>> Begin
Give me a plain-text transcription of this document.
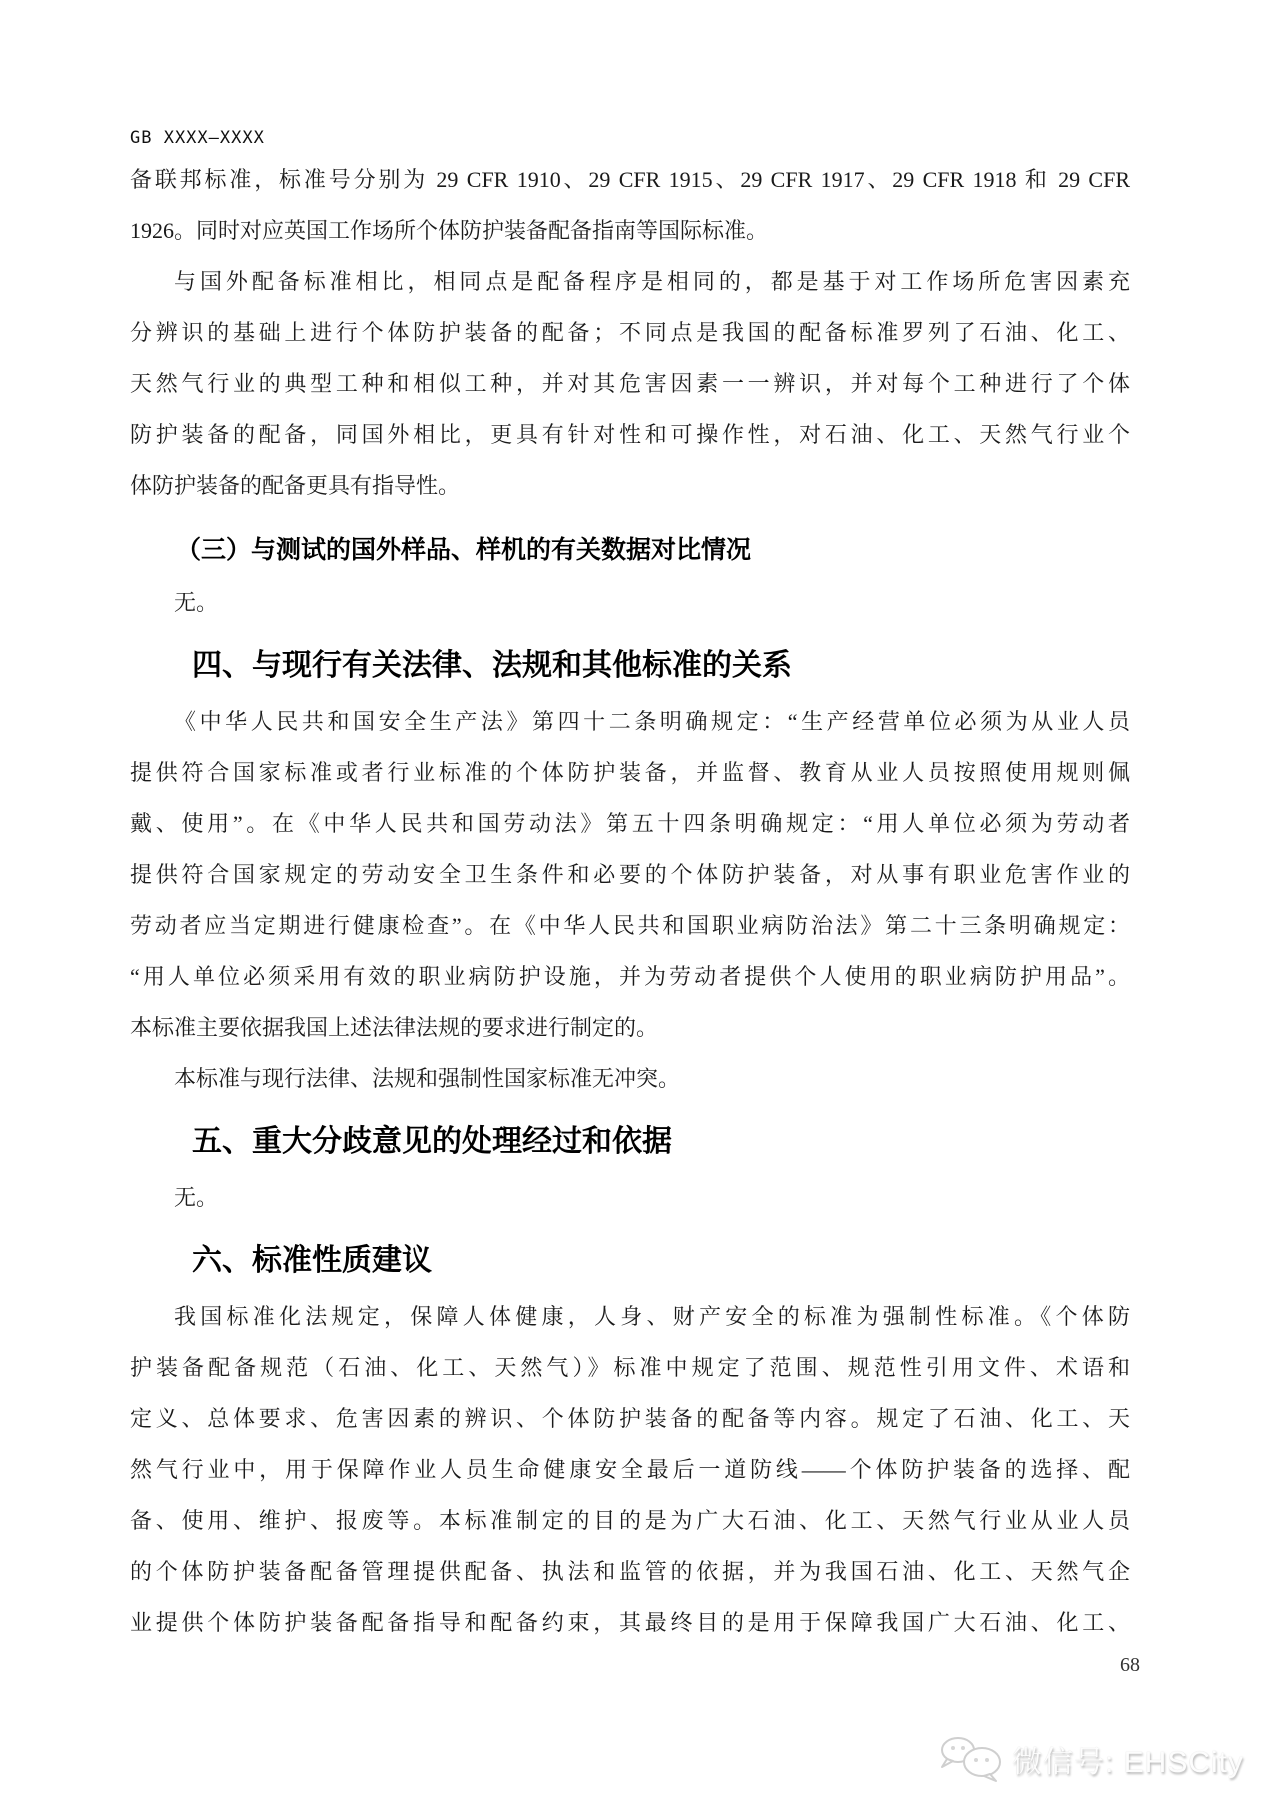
GB XXXX—XXXX
备联邦标准，标准号分别为 29 CFR 1910、29 CFR 1915、29 CFR 1917、29 CFR 1918 和 29 CFR
1926。同时对应英国工作场所个体防护装备配备指南等国际标准。
与国外配备标准相比，相同点是配备程序是相同的，都是基于对工作场所危害因素充
分辨识的基础上进行个体防护装备的配备；不同点是我国的配备标准罗列了石油、化工、
天然气行业的典型工种和相似工种，并对其危害因素一一辨识，并对每个工种进行了个体
防护装备的配备，同国外相比，更具有针对性和可操作性，对石油、化工、天然气行业个
体防护装备的配备更具有指导性。
（三）与测试的国外样品、样机的有关数据对比情况
无。
四、与现行有关法律、法规和其他标准的关系
《中华人民共和国安全生产法》第四十二条明确规定：“生产经营单位必须为从业人员
提供符合国家标准或者行业标准的个体防护装备，并监督、教育从业人员按照使用规则佩
戴、使用”。在《中华人民共和国劳动法》第五十四条明确规定：“用人单位必须为劳动者
提供符合国家规定的劳动安全卫生条件和必要的个体防护装备，对从事有职业危害作业的
劳动者应当定期进行健康检查”。在《中华人民共和国职业病防治法》第二十三条明确规定：
“用人单位必须采用有效的职业病防护设施，并为劳动者提供个人使用的职业病防护用品”。
本标准主要依据我国上述法律法规的要求进行制定的。
本标准与现行法律、法规和强制性国家标准无冲突。
五、重大分歧意见的处理经过和依据
无。
六、标准性质建议
我国标准化法规定，保障人体健康，人身、财产安全的标准为强制性标准。《个体防
护装备配备规范（石油、化工、天然气）》标准中规定了范围、规范性引用文件、术语和
定义、总体要求、危害因素的辨识、个体防护装备的配备等内容。规定了石油、化工、天
然气行业中，用于保障作业人员生命健康安全最后一道防线——个体防护装备的选择、配
备、使用、维护、报废等。本标准制定的目的是为广大石油、化工、天然气行业从业人员
的个体防护装备配备管理提供配备、执法和监管的依据，并为我国石油、化工、天然气企
业提供个体防护装备配备指导和配备约束，其最终目的是用于保障我国广大石油、化工、
68
微信号: EHSCity
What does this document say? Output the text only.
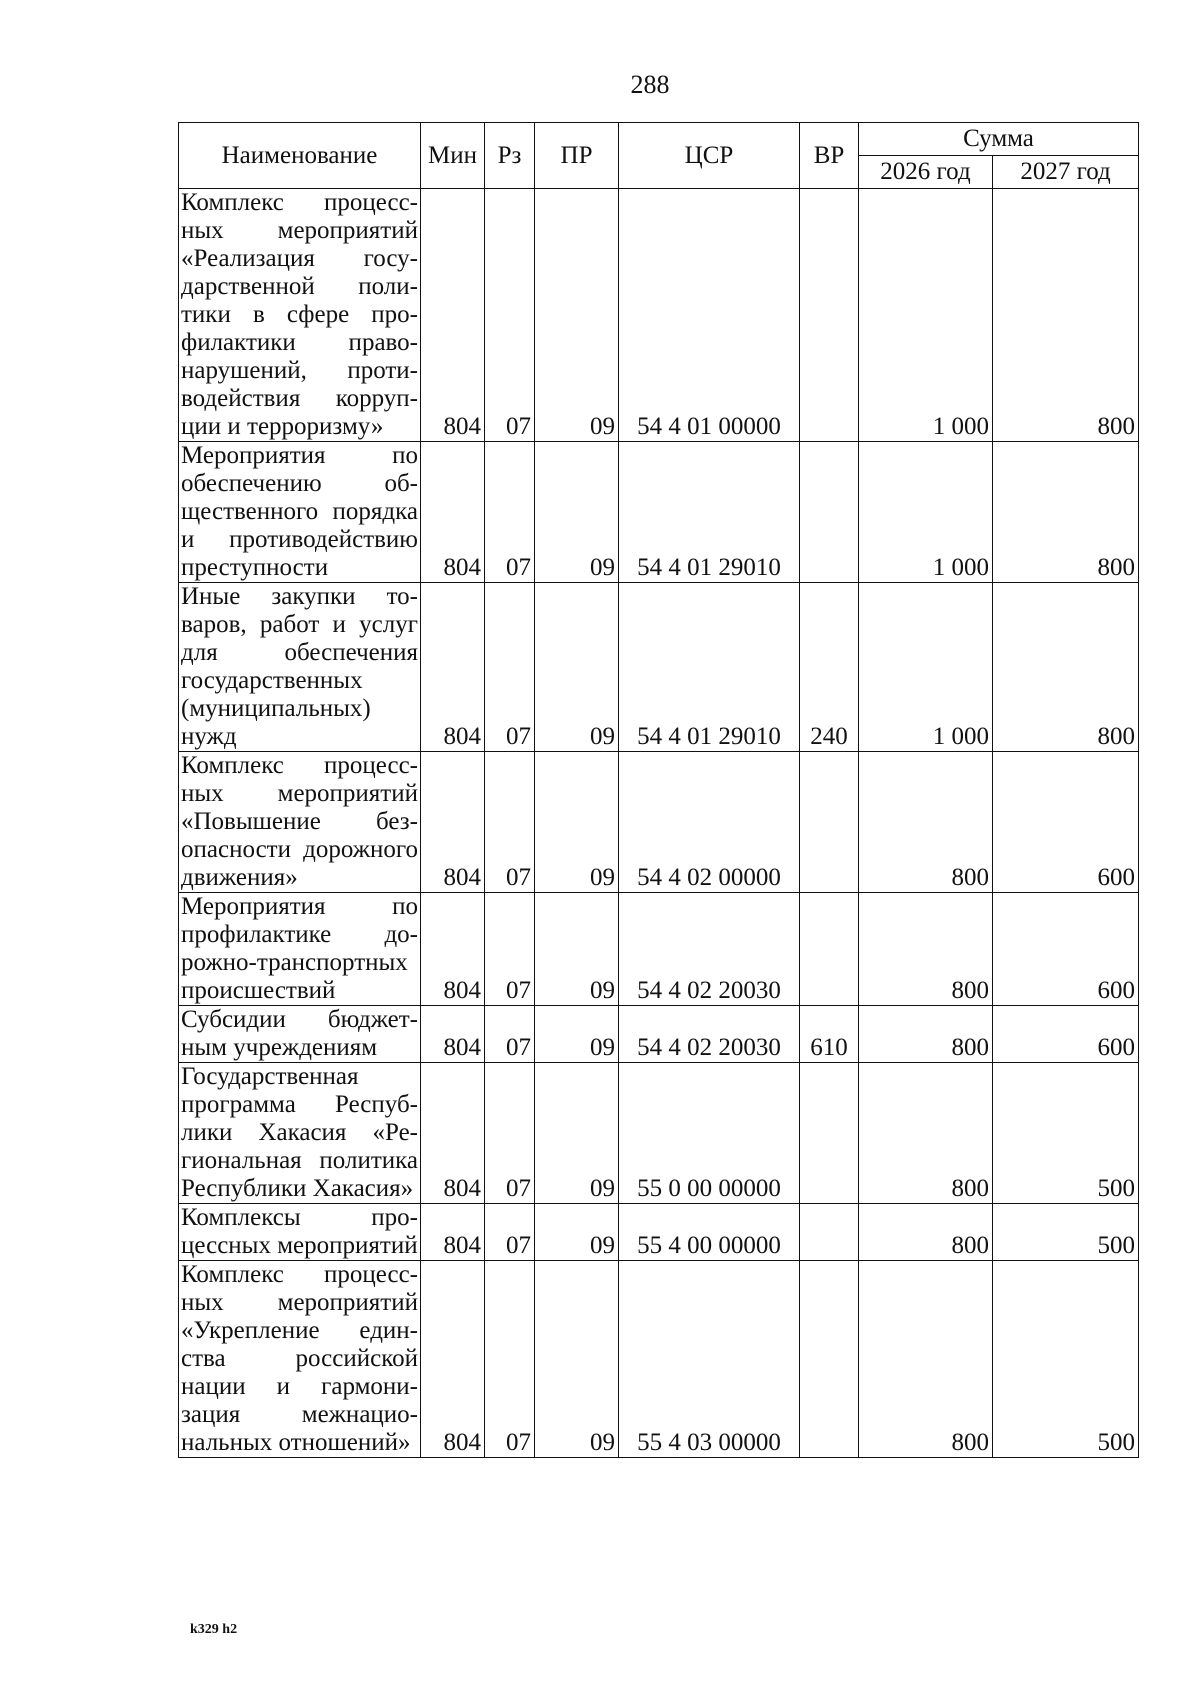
288
Наименование	Мин	Рз	ПР	ЦСР	ВР	Сумма	
						2026 год	2027 год
Комплекс процессных мероприятий «Реализация государственной политики в сфере профилактики правонарушений, противодействия коррупции и терроризму»	804	07	09	54 4 01 00000		1 000	800
Мероприятия по обеспечению общественного порядка и противодействию преступности	804	07	09	54 4 01 29010		1 000	800
Иные закупки товаров, работ и услуг для обеспечения государственных (муниципальных) нужд	804	07	09	54 4 01 29010	240	1 000	800
Комплекс процессных мероприятий «Повышение безопасности дорожного движения»	804	07	09	54 4 02 00000		800	600
Мероприятия по профилактике дорожно-транспортных происшествий	804	07	09	54 4 02 20030		800	600
Субсидии бюджетным учреждениям	804	07	09	54 4 02 20030	610	800	600
Государственная программа Республики Хакасия «Региональная политика Республики Хакасия»	804	07	09	55 0 00 00000		800	500
Комплексы процессных мероприятий	804	07	09	55 4 00 00000		800	500
Комплекс процессных мероприятий «Укрепление единства российской нации и гармонизация межнациональных отношений»	804	07	09	55 4 03 00000		800	500
k329 h2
>> End
GOAL →
From the entries above, collect every line with the string "document" in it.

TASK ANSWER →
Give me a plain-text transcription of this document.
What does this document say? Output the text only.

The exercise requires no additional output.